*WORK INSTRUCTIONS*: Copy out the entries below word for word, starting with the line that contains "Annotate this image: element" and ending with the line that contains "download-icon (223, 415, 237, 432)", including both of those lines. Reproduce nothing beyond that range.

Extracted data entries

<<<<

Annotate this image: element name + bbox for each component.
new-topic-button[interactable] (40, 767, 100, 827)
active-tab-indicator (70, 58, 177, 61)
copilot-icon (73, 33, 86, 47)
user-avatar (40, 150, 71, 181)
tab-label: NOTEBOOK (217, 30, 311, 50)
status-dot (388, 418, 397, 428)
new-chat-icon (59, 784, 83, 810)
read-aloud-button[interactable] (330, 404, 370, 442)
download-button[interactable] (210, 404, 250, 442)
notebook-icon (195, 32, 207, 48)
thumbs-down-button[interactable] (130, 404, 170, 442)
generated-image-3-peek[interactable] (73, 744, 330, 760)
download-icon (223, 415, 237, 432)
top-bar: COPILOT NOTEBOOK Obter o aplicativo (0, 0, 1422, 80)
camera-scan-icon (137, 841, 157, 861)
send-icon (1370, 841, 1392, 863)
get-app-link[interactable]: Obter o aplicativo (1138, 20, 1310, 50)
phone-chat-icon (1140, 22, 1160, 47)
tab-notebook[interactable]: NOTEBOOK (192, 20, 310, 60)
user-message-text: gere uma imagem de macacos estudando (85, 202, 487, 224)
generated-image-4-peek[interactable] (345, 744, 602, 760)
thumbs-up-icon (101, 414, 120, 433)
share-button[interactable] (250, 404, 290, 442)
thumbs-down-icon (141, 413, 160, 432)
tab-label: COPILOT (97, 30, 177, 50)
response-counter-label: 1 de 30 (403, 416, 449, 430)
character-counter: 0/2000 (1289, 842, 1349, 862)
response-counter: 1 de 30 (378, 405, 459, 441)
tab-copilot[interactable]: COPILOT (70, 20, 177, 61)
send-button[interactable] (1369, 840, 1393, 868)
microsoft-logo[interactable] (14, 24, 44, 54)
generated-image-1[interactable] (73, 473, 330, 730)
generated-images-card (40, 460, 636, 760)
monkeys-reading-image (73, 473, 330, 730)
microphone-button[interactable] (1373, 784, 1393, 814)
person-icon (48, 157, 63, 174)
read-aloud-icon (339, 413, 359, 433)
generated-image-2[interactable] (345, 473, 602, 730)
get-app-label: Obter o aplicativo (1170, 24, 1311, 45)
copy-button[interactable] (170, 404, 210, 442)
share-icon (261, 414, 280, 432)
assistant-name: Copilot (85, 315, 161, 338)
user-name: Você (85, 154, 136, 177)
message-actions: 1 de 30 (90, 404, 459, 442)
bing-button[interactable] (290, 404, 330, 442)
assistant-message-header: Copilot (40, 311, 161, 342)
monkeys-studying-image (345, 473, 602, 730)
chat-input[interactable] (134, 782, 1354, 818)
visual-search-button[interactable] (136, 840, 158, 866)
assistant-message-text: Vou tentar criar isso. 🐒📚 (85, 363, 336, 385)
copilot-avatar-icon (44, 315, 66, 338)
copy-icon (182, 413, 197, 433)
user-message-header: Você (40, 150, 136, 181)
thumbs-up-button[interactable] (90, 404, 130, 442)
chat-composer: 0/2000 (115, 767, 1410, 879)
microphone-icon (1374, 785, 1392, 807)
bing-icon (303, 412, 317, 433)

>>>>
<<<<

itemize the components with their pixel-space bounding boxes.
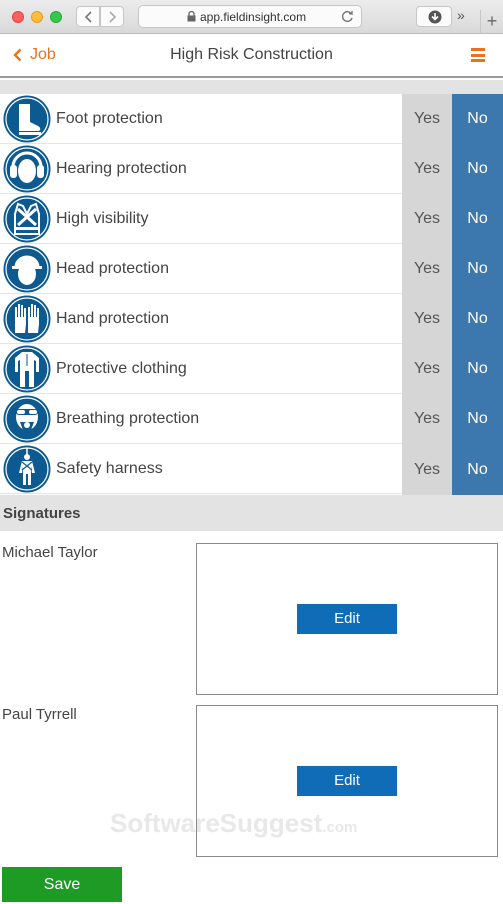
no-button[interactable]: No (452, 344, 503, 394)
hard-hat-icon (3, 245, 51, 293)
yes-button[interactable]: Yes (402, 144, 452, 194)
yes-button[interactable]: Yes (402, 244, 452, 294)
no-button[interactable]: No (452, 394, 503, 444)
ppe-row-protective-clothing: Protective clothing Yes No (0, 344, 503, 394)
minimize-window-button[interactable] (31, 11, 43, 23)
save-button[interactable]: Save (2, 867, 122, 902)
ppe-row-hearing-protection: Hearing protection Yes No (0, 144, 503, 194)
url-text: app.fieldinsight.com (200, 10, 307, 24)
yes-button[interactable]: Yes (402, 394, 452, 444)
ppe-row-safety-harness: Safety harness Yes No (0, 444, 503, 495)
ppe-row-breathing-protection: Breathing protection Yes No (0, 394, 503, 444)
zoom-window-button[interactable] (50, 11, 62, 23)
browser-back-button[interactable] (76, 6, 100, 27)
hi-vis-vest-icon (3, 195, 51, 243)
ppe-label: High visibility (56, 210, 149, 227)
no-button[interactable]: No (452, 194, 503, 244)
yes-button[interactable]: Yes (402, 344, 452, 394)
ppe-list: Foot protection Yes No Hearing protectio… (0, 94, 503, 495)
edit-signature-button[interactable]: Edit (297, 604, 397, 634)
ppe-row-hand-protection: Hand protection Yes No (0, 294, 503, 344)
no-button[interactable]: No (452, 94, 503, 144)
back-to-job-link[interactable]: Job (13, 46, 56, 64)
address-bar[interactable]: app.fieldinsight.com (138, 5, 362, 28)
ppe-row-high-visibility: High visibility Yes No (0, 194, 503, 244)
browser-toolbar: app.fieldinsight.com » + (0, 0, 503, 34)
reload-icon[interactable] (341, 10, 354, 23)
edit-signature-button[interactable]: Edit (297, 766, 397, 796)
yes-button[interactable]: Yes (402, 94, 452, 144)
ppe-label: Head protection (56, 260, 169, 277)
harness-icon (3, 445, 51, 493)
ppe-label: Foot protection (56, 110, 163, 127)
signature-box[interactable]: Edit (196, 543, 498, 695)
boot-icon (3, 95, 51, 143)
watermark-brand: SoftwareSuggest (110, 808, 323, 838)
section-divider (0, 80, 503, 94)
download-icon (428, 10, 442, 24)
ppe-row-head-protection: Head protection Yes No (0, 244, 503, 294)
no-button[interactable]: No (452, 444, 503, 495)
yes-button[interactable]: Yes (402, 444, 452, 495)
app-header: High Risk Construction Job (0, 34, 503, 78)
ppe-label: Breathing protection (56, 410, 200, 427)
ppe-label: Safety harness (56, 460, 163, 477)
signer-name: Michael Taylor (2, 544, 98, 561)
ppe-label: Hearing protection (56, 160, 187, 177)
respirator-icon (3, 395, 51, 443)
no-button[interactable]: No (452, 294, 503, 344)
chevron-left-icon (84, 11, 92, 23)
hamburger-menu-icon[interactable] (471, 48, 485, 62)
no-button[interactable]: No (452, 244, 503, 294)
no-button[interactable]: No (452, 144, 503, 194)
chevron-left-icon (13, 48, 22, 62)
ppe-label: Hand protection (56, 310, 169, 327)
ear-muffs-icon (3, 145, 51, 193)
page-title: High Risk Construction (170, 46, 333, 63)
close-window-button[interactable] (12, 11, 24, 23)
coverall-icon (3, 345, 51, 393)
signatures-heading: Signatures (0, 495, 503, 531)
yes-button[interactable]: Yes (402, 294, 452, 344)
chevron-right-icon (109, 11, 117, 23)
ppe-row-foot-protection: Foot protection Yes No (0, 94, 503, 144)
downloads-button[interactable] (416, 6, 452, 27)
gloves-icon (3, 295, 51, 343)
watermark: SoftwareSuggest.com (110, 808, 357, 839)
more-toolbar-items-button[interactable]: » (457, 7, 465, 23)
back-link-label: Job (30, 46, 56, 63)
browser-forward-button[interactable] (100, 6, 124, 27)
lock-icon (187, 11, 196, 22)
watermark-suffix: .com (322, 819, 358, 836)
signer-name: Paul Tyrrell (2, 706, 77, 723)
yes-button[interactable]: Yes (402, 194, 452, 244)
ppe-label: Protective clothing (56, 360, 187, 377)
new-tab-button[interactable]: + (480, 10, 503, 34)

>>>>

*TASK RESPONSE*:
Annotate this image: element name + bbox for each component.
new-topic-button[interactable] (40, 767, 100, 827)
active-tab-indicator (70, 58, 177, 61)
copilot-icon (73, 33, 86, 47)
user-avatar (40, 150, 71, 181)
tab-label: NOTEBOOK (217, 30, 311, 50)
status-dot (388, 418, 397, 428)
new-chat-icon (59, 784, 83, 810)
read-aloud-button[interactable] (330, 404, 370, 442)
download-button[interactable] (210, 404, 250, 442)
notebook-icon (195, 32, 207, 48)
thumbs-down-button[interactable] (130, 404, 170, 442)
generated-image-3-peek[interactable] (73, 744, 330, 760)
download-icon (223, 415, 237, 432)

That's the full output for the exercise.